» Brief: Reproduce the entries below in full, word for word.

▬▬▬▬▬▬▬▬▬▬

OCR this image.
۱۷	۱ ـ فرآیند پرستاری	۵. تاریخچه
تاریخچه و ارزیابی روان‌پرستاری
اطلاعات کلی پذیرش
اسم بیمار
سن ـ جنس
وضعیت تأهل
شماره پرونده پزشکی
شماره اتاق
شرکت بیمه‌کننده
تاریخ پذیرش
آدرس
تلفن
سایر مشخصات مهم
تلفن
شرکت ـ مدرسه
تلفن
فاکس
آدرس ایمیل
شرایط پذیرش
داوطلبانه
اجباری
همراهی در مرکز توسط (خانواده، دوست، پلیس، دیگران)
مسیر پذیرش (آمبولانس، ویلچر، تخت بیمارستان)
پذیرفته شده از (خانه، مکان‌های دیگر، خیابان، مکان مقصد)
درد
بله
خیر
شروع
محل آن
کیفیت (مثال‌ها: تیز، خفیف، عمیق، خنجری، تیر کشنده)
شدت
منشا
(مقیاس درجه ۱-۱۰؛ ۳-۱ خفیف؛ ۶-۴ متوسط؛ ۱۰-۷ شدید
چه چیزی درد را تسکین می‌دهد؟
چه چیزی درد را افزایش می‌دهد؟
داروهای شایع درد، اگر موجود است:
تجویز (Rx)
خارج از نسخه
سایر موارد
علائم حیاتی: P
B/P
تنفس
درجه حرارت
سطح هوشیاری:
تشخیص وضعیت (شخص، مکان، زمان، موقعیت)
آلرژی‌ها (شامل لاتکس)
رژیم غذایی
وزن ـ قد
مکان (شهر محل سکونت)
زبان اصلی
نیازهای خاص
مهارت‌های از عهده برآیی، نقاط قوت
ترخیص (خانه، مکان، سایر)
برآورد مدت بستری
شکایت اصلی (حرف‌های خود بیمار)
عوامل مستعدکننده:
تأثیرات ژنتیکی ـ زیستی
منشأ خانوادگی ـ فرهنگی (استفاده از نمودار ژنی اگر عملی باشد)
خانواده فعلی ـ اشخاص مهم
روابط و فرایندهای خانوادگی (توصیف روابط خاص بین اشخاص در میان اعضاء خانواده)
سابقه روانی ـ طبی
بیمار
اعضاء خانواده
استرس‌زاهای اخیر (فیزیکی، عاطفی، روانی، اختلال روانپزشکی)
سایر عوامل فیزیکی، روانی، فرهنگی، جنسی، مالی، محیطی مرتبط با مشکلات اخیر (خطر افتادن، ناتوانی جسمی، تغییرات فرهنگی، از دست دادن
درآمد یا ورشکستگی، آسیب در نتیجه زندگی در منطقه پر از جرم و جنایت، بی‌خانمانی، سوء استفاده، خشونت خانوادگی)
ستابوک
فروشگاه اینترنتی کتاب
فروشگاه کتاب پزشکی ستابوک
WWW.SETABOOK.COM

▬▬▬▬▬▬▬▬▬▬

» Reply:
OCR this image.
۱۷	۱ ـ فرآیند پرستاری	۵. تاریخچه
تاریخچه و ارزیابی روان‌پرستاری
اطلاعات کلی پذیرش
اسم بیمار
سن ـ جنس
وضعیت تأهل
شماره پرونده پزشکی
شماره اتاق
شرکت بیمه‌کننده
تاریخ پذیرش
آدرس
تلفن
سایر مشخصات مهم
تلفن
شرکت ـ مدرسه
تلفن
فاکس
آدرس ایمیل
شرایط پذیرش
داوطلبانه
اجباری
همراهی در مرکز توسط (خانواده، دوست، پلیس، دیگران)
مسیر پذیرش (آمبولانس، ویلچر، تخت بیمارستان)
پذیرفته شده از (خانه، مکان‌های دیگر، خیابان، مکان مقصد)
درد
بله
خیر
شروع
محل آن
کیفیت (مثال‌ها: تیز، خفیف، عمیق، خنجری، تیر کشنده)
شدت
منشا
(مقیاس درجه ۱-۱۰؛ ۳-۱ خفیف؛ ۶-۴ متوسط؛ ۱۰-۷ شدید
چه چیزی درد را تسکین می‌دهد؟
چه چیزی درد را افزایش می‌دهد؟
داروهای شایع درد، اگر موجود است:
تجویز (Rx)
خارج از نسخه
سایر موارد
علائم حیاتی: P
B/P
تنفس
درجه حرارت
سطح هوشیاری:
تشخیص وضعیت (شخص، مکان، زمان، موقعیت)
آلرژی‌ها (شامل لاتکس)
رژیم غذایی
وزن ـ قد
مکان (شهر محل سکونت)
زبان اصلی
نیازهای خاص
مهارت‌های از عهده برآیی، نقاط قوت
ترخیص (خانه، مکان، سایر)
برآورد مدت بستری
شکایت اصلی (حرف‌های خود بیمار)
عوامل مستعدکننده:
تأثیرات ژنتیکی ـ زیستی
منشأ خانوادگی ـ فرهنگی (استفاده از نمودار ژنی اگر عملی باشد)
خانواده فعلی ـ اشخاص مهم
روابط و فرایندهای خانوادگی (توصیف روابط خاص بین اشخاص در میان اعضاء خانواده)
سابقه روانی ـ طبی
بیمار
اعضاء خانواده
استرس‌زاهای اخیر (فیزیکی، عاطفی، روانی، اختلال روانپزشکی)
سایر عوامل فیزیکی، روانی، فرهنگی، جنسی، مالی، محیطی مرتبط با مشکلات اخیر (خطر افتادن، ناتوانی جسمی، تغییرات فرهنگی، از دست دادن
درآمد یا ورشکستگی، آسیب در نتیجه زندگی در منطقه پر از جرم و جنایت، بی‌خانمانی، سوء استفاده، خشونت خانوادگی)
ستابوک
فروشگاه اینترنتی کتاب
فروشگاه کتاب پزشکی ستابوک
WWW.SETABOOK.COM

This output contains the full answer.